> Exercise:
List the lines of this listing that hold the word "JSON".

> Data:
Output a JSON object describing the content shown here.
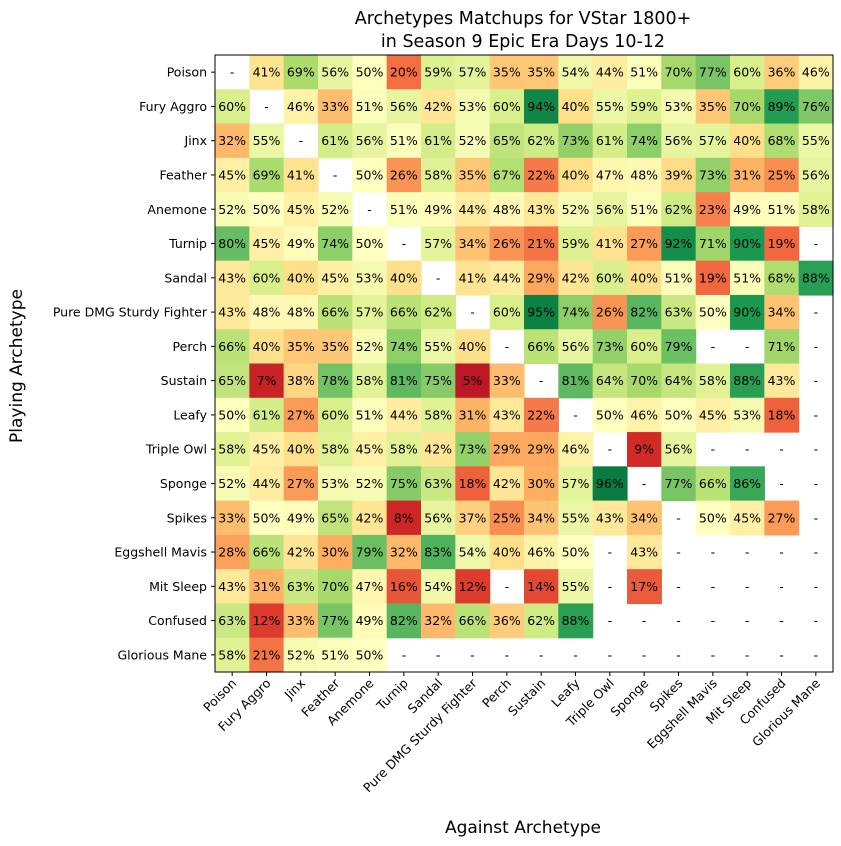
{
  "chart_data": {
    "type": "heatmap",
    "title_line1": "Archetypes Matchups for VStar 1800+",
    "title_line2": "in Season 9 Epic Era Days 10-12",
    "xlabel": "Against Archetype",
    "ylabel": "Playing Archetype",
    "rows": [
      "Poison",
      "Fury Aggro",
      "Jinx",
      "Feather",
      "Anemone",
      "Turnip",
      "Sandal",
      "Pure DMG Sturdy Fighter",
      "Perch",
      "Sustain",
      "Leafy",
      "Triple Owl",
      "Sponge",
      "Spikes",
      "Eggshell Mavis",
      "Mit Sleep",
      "Confused",
      "Glorious Mane"
    ],
    "columns": [
      "Poison",
      "Fury Aggro",
      "Jinx",
      "Feather",
      "Anemone",
      "Turnip",
      "Sandal",
      "Pure DMG Sturdy Fighter",
      "Perch",
      "Sustain",
      "Leafy",
      "Triple Owl",
      "Sponge",
      "Spikes",
      "Eggshell Mavis",
      "Mit Sleep",
      "Confused",
      "Glorious Mane"
    ],
    "colormap": "RdYlGn",
    "vmin": 0,
    "vmax": 100,
    "missing_label": "-",
    "unit": "%",
    "values": [
      [
        null,
        41,
        69,
        56,
        50,
        20,
        59,
        57,
        35,
        35,
        54,
        44,
        51,
        70,
        77,
        60,
        36,
        46
      ],
      [
        60,
        null,
        46,
        33,
        51,
        56,
        42,
        53,
        60,
        94,
        40,
        55,
        59,
        53,
        35,
        70,
        89,
        76
      ],
      [
        32,
        55,
        null,
        61,
        56,
        51,
        61,
        52,
        65,
        62,
        73,
        61,
        74,
        56,
        57,
        40,
        68,
        55
      ],
      [
        45,
        69,
        41,
        null,
        50,
        26,
        58,
        35,
        67,
        22,
        40,
        47,
        48,
        39,
        73,
        31,
        25,
        56
      ],
      [
        52,
        50,
        45,
        52,
        null,
        51,
        49,
        44,
        48,
        43,
        52,
        56,
        51,
        62,
        23,
        49,
        51,
        58
      ],
      [
        80,
        45,
        49,
        74,
        50,
        null,
        57,
        34,
        26,
        21,
        59,
        41,
        27,
        92,
        71,
        90,
        19,
        null
      ],
      [
        43,
        60,
        40,
        45,
        53,
        40,
        null,
        41,
        44,
        29,
        42,
        60,
        40,
        51,
        19,
        51,
        68,
        88
      ],
      [
        43,
        48,
        48,
        66,
        57,
        66,
        62,
        null,
        60,
        95,
        74,
        26,
        82,
        63,
        50,
        90,
        34,
        null
      ],
      [
        66,
        40,
        35,
        35,
        52,
        74,
        55,
        40,
        null,
        66,
        56,
        73,
        60,
        79,
        null,
        null,
        71,
        null
      ],
      [
        65,
        7,
        38,
        78,
        58,
        81,
        75,
        5,
        33,
        null,
        81,
        64,
        70,
        64,
        58,
        88,
        43,
        null
      ],
      [
        50,
        61,
        27,
        60,
        51,
        44,
        58,
        31,
        43,
        22,
        null,
        50,
        46,
        50,
        45,
        53,
        18,
        null
      ],
      [
        58,
        45,
        40,
        58,
        45,
        58,
        42,
        73,
        29,
        29,
        46,
        null,
        9,
        56,
        null,
        null,
        null,
        null
      ],
      [
        52,
        44,
        27,
        53,
        52,
        75,
        63,
        18,
        42,
        30,
        57,
        96,
        null,
        77,
        66,
        86,
        null,
        null
      ],
      [
        33,
        50,
        49,
        65,
        42,
        8,
        56,
        37,
        25,
        34,
        55,
        43,
        34,
        null,
        50,
        45,
        27,
        null
      ],
      [
        28,
        66,
        42,
        30,
        79,
        32,
        83,
        54,
        40,
        46,
        50,
        null,
        43,
        null,
        null,
        null,
        null,
        null
      ],
      [
        43,
        31,
        63,
        70,
        47,
        16,
        54,
        12,
        null,
        14,
        55,
        null,
        17,
        null,
        null,
        null,
        null,
        null
      ],
      [
        63,
        12,
        33,
        77,
        49,
        82,
        32,
        66,
        36,
        62,
        88,
        null,
        null,
        null,
        null,
        null,
        null,
        null
      ],
      [
        58,
        21,
        52,
        51,
        50,
        null,
        null,
        null,
        null,
        null,
        null,
        null,
        null,
        null,
        null,
        null,
        null,
        null
      ]
    ]
  }
}
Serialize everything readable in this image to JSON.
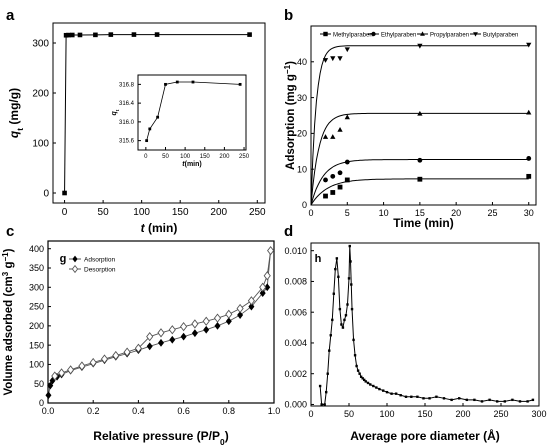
{
  "chart_data": [
    {
      "panel": "a",
      "type": "line",
      "xlabel": "t",
      "xunit": "(min)",
      "ylabel": "q",
      "ylabel_sub": "t",
      "yunit": "(mg/g)",
      "xlim": [
        -15,
        260
      ],
      "ylim": [
        -20,
        340
      ],
      "xticks": [
        0,
        50,
        100,
        150,
        200,
        250
      ],
      "yticks": [
        0,
        100,
        200,
        300
      ],
      "x": [
        0,
        2,
        5,
        10,
        20,
        40,
        60,
        90,
        120,
        240
      ],
      "y": [
        0,
        315.5,
        315.8,
        316.0,
        316.1,
        316.3,
        316.8,
        316.85,
        316.85,
        316.8
      ],
      "inset": {
        "xlabel": "t",
        "xunit": "(min)",
        "ylabel": "q",
        "ylabel_sub": "t",
        "xlim": [
          -20,
          255
        ],
        "ylim": [
          315.4,
          317.0
        ],
        "xticks": [
          0,
          50,
          100,
          150,
          200,
          250
        ],
        "yticks": [
          315.6,
          316.0,
          316.4,
          316.8
        ],
        "x": [
          2,
          10,
          30,
          50,
          80,
          120,
          240
        ],
        "y": [
          315.6,
          315.85,
          316.1,
          316.8,
          316.85,
          316.85,
          316.8
        ]
      }
    },
    {
      "panel": "b",
      "type": "line",
      "xlabel": "Time (min)",
      "ylabel": "Adsorption (mg g",
      "ylabel_sup": "−1",
      "ylabel_end": ")",
      "xlim": [
        0,
        31
      ],
      "ylim": [
        0,
        50
      ],
      "xticks": [
        0,
        5,
        10,
        15,
        20,
        25,
        30
      ],
      "yticks": [
        0,
        10,
        20,
        30,
        40
      ],
      "legend": "top",
      "series": [
        {
          "name": "Methylparaben",
          "marker": "square",
          "x": [
            2,
            3,
            4,
            5,
            15,
            30
          ],
          "y": [
            2.5,
            3.5,
            5,
            7,
            7.2,
            8
          ],
          "fit": [
            0,
            7.3,
            0.45
          ]
        },
        {
          "name": "Ethylparaben",
          "marker": "circle",
          "x": [
            2,
            3,
            4,
            5,
            15,
            30
          ],
          "y": [
            7,
            8,
            9,
            12,
            12.5,
            13
          ],
          "fit": [
            0,
            12.7,
            0.6
          ]
        },
        {
          "name": "Propylparaben",
          "marker": "triangle-up",
          "x": [
            2,
            3,
            4,
            5,
            15,
            30
          ],
          "y": [
            19,
            19,
            21,
            24.5,
            25.5,
            25.8
          ],
          "fit": [
            0,
            25.6,
            0.9
          ]
        },
        {
          "name": "Butylparaben",
          "marker": "triangle-down",
          "x": [
            2,
            3,
            4,
            5,
            15,
            30
          ],
          "y": [
            40.5,
            41,
            41,
            43.5,
            44.5,
            44.8
          ],
          "fit": [
            0,
            44.5,
            1.4
          ]
        }
      ]
    },
    {
      "panel": "c",
      "inner_label": "g",
      "type": "line",
      "xlabel": "Relative pressure (P/P",
      "xlabel_sub": "0",
      "xlabel_end": ")",
      "ylabel": "Volume adsorbed (cm",
      "ylabel_sup1": "3",
      "ylabel_mid": " g",
      "ylabel_sup2": "−1",
      "ylabel_end": ")",
      "xlim": [
        0,
        1.0
      ],
      "ylim": [
        0,
        420
      ],
      "xticks": [
        0.0,
        0.2,
        0.4,
        0.6,
        0.8,
        1.0
      ],
      "yticks": [
        0,
        50,
        100,
        150,
        200,
        250,
        300,
        350,
        400
      ],
      "legend": "top-left",
      "series": [
        {
          "name": "Adsorption",
          "marker": "diamond-filled",
          "x": [
            0.002,
            0.01,
            0.02,
            0.04,
            0.06,
            0.1,
            0.15,
            0.2,
            0.25,
            0.3,
            0.35,
            0.4,
            0.45,
            0.5,
            0.55,
            0.6,
            0.65,
            0.7,
            0.75,
            0.8,
            0.85,
            0.9,
            0.95,
            0.97,
            0.985
          ],
          "y": [
            20,
            45,
            58,
            68,
            74,
            84,
            93,
            102,
            111,
            120,
            128,
            137,
            147,
            156,
            164,
            172,
            181,
            190,
            200,
            212,
            228,
            250,
            285,
            300,
            395
          ]
        },
        {
          "name": "Desorption",
          "marker": "diamond-open",
          "x": [
            0.985,
            0.97,
            0.95,
            0.9,
            0.85,
            0.8,
            0.75,
            0.7,
            0.65,
            0.6,
            0.55,
            0.5,
            0.45,
            0.4,
            0.35,
            0.3,
            0.25,
            0.2,
            0.15,
            0.1,
            0.06,
            0.03
          ],
          "y": [
            395,
            330,
            300,
            265,
            245,
            230,
            220,
            212,
            205,
            198,
            190,
            182,
            172,
            142,
            132,
            123,
            114,
            105,
            96,
            86,
            78,
            70
          ]
        }
      ]
    },
    {
      "panel": "d",
      "inner_label": "h",
      "type": "line",
      "xlabel": "Average pore diameter (Å)",
      "xlim": [
        0,
        300
      ],
      "ylim": [
        -0.0001,
        0.0105
      ],
      "xticks": [
        0,
        50,
        100,
        150,
        200,
        250,
        300
      ],
      "yticks": [
        0.0,
        0.002,
        0.004,
        0.006,
        0.008,
        0.01
      ],
      "x": [
        12,
        14,
        18,
        20,
        22,
        24,
        26,
        28,
        30,
        32,
        34,
        36,
        38,
        40,
        42,
        44,
        46,
        48,
        50,
        51,
        52,
        53,
        54,
        56,
        58,
        60,
        62,
        64,
        66,
        68,
        70,
        72,
        75,
        78,
        82,
        86,
        90,
        95,
        100,
        106,
        112,
        118,
        125,
        132,
        140,
        148,
        156,
        165,
        175,
        185,
        195,
        205,
        215,
        225,
        235,
        245,
        255,
        265,
        275,
        285,
        292
      ],
      "y": [
        0.0012,
        0.0,
        0.0,
        0.0008,
        0.002,
        0.0035,
        0.0045,
        0.0055,
        0.0072,
        0.0088,
        0.0095,
        0.0083,
        0.0062,
        0.0052,
        0.005,
        0.0055,
        0.0058,
        0.0065,
        0.0082,
        0.0103,
        0.0093,
        0.0078,
        0.0062,
        0.0042,
        0.0032,
        0.0025,
        0.0022,
        0.002,
        0.0018,
        0.0017,
        0.0016,
        0.0015,
        0.0014,
        0.0013,
        0.0012,
        0.0011,
        0.001,
        0.0009,
        0.0008,
        0.0007,
        0.0007,
        0.0006,
        0.0005,
        0.0005,
        0.0005,
        0.0004,
        0.0004,
        0.0005,
        0.0004,
        0.0003,
        0.0004,
        0.0003,
        0.0003,
        0.0002,
        0.0003,
        0.0002,
        0.0002,
        0.0003,
        0.0002,
        0.0002,
        0.0003
      ]
    }
  ],
  "labels": {
    "panel_a": "a",
    "panel_b": "b",
    "panel_c": "c",
    "panel_d": "d"
  }
}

> The output:
Output a JSON object describing the content shown here.
Serialize everything readable in this image to JSON.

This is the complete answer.